======== Given records

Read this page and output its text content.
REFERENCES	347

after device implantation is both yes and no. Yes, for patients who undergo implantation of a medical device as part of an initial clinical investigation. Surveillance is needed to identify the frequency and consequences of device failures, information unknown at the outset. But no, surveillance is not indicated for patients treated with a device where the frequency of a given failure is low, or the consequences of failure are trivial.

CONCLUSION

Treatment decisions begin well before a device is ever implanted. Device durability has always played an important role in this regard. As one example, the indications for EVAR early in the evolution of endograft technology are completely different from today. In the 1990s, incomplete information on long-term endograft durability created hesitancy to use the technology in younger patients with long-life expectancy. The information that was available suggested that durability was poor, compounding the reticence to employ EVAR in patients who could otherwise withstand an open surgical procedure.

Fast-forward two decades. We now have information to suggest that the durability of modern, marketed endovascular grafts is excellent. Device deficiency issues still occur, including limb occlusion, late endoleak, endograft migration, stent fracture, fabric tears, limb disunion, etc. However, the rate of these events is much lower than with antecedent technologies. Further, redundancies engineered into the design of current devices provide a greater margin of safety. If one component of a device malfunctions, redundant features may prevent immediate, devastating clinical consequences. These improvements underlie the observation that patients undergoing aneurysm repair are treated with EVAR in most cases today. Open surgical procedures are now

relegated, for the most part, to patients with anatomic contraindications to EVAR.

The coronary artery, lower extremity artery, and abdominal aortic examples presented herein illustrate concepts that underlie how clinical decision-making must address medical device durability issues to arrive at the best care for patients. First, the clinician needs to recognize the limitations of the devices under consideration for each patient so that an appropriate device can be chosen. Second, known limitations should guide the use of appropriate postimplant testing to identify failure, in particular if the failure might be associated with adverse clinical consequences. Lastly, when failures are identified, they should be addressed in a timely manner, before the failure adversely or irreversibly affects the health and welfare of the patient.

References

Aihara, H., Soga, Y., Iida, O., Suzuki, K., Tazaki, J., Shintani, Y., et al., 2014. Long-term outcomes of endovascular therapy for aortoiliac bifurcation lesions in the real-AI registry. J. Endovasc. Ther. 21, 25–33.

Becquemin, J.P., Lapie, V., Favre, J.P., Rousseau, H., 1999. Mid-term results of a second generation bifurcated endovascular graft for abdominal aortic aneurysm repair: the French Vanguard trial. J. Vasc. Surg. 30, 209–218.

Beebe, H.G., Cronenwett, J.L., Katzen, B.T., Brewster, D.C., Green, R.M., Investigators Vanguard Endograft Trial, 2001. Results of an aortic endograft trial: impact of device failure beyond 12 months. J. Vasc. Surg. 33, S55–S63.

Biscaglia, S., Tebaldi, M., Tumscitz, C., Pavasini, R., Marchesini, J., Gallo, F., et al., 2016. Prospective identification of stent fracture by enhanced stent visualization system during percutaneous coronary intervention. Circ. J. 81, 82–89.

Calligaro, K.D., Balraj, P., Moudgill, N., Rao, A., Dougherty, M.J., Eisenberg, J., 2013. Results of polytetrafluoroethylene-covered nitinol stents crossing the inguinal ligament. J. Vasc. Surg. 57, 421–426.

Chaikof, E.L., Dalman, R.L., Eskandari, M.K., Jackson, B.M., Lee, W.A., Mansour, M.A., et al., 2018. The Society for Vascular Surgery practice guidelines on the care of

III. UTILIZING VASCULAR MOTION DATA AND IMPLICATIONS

================

#### What you have to do:
Your answer should be one number, the count of lines in the records that contain the string "Vanguard".

#### Exercise output:
2